> **OBJECTIVE**:
Collect all lines below with the string "BOBER".

> **DATA SECTION**:
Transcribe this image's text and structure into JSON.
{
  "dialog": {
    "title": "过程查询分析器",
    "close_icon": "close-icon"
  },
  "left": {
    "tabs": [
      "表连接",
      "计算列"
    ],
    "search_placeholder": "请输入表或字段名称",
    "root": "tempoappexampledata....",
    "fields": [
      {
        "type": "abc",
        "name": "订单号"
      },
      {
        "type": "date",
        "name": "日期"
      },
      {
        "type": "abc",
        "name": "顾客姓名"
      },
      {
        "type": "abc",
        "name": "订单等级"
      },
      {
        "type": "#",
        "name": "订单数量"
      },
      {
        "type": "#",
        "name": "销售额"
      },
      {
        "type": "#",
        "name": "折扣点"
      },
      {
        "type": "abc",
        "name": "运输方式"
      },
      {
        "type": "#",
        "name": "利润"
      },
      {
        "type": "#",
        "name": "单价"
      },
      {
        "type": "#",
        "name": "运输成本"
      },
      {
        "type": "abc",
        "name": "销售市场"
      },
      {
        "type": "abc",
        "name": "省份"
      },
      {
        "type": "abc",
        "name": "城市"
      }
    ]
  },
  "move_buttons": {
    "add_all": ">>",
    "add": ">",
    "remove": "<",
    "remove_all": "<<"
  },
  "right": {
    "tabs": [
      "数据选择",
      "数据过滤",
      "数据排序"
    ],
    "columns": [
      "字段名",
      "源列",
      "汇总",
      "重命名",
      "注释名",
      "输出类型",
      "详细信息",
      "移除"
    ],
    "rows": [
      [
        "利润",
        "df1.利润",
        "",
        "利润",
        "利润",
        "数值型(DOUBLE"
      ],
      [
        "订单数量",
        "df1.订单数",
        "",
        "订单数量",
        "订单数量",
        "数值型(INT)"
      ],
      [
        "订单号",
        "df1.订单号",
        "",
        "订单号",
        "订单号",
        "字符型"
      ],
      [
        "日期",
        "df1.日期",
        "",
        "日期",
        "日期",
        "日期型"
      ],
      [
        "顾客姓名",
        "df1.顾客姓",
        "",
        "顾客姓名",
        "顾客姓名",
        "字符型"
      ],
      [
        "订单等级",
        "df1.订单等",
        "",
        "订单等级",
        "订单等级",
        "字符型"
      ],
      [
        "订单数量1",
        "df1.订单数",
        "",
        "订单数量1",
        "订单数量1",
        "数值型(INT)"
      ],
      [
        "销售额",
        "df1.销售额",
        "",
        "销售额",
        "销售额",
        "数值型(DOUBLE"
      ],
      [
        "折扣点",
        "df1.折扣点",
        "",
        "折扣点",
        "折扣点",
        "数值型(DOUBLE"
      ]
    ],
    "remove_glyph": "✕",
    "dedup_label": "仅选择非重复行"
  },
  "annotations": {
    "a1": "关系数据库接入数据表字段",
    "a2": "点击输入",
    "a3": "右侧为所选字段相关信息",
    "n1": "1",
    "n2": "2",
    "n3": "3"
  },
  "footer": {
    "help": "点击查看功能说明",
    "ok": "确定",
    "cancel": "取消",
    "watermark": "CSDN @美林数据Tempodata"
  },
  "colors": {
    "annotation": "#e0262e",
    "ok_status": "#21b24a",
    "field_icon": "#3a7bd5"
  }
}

==

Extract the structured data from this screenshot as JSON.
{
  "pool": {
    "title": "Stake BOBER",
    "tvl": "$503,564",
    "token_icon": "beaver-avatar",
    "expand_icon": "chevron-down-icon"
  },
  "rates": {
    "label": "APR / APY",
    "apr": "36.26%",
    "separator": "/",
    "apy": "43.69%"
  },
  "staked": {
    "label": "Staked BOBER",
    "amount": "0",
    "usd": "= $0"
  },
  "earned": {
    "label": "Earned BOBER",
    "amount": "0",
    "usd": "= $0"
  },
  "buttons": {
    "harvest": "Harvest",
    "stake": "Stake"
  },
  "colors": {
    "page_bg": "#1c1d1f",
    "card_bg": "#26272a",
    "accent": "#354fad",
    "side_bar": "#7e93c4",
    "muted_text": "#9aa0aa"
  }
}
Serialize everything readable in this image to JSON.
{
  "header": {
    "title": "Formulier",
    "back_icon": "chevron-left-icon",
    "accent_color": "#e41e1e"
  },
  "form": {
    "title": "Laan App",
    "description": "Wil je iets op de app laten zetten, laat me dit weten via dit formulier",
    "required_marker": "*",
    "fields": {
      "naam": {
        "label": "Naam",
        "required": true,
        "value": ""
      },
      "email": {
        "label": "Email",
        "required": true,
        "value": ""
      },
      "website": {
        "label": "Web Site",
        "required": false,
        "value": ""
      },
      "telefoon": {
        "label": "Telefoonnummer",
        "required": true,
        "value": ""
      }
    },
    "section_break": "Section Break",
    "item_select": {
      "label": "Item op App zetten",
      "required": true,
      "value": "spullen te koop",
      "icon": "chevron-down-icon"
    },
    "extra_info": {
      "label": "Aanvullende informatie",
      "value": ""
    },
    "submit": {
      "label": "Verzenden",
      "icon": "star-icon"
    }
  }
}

==

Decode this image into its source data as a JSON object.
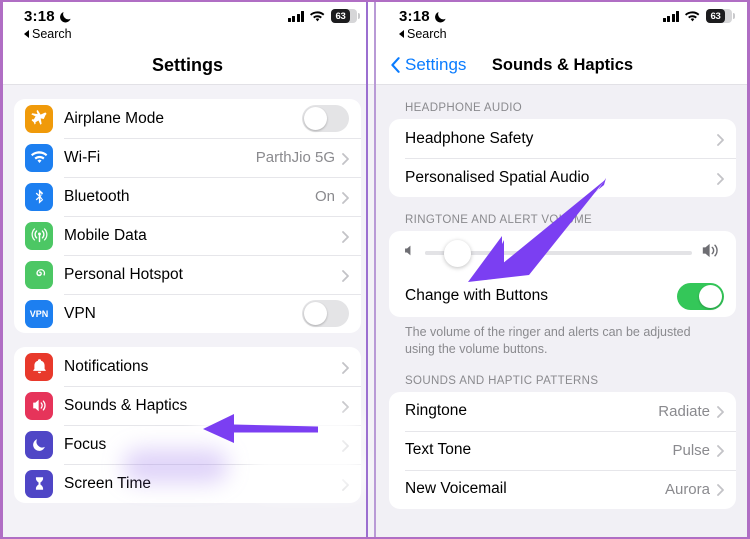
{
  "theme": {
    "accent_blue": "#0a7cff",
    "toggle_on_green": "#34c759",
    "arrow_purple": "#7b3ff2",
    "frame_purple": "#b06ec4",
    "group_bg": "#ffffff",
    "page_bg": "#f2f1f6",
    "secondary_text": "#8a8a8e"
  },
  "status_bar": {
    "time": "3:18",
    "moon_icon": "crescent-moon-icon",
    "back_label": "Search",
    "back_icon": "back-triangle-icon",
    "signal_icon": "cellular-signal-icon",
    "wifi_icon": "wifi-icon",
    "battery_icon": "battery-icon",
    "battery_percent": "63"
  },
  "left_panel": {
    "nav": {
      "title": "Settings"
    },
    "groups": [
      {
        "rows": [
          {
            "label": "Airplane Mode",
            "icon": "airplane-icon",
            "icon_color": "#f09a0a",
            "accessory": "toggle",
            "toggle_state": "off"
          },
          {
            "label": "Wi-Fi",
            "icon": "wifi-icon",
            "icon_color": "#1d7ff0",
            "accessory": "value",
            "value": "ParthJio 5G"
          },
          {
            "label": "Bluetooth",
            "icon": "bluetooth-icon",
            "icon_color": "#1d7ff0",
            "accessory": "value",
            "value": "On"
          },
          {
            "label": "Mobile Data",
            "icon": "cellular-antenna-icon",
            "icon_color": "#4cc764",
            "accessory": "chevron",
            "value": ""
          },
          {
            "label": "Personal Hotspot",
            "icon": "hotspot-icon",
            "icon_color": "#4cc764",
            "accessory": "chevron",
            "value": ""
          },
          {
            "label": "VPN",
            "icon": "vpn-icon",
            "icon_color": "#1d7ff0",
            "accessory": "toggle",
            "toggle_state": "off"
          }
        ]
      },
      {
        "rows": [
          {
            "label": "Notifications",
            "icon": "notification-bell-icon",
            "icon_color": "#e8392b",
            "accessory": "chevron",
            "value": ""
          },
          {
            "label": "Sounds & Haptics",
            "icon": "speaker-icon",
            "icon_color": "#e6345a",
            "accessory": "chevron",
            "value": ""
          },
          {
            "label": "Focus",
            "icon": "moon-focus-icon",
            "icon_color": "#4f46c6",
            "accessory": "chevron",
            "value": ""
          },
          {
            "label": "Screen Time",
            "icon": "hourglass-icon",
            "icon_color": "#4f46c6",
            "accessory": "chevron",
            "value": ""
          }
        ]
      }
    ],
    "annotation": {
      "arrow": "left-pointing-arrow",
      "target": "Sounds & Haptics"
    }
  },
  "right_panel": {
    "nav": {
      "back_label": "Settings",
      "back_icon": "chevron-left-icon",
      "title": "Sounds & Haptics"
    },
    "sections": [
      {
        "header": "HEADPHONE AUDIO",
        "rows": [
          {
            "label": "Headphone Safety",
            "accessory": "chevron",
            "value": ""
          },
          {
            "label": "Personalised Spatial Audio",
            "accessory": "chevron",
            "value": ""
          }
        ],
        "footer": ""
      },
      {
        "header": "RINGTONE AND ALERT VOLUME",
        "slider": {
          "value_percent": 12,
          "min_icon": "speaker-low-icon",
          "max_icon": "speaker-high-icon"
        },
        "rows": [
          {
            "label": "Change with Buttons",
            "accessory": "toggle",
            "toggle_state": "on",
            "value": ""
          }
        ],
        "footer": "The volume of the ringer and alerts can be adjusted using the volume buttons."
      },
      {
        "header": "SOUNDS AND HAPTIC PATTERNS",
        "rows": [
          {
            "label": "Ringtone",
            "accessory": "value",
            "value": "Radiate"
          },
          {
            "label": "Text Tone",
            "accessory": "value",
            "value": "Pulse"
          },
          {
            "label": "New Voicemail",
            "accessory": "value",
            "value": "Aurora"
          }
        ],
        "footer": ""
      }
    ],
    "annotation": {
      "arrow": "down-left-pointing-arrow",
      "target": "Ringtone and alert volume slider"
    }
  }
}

> **COMPLETED TASK**:
    "title": "Stake BOBER",
    "label": "Staked BOBER",
    "label": "Earned BOBER",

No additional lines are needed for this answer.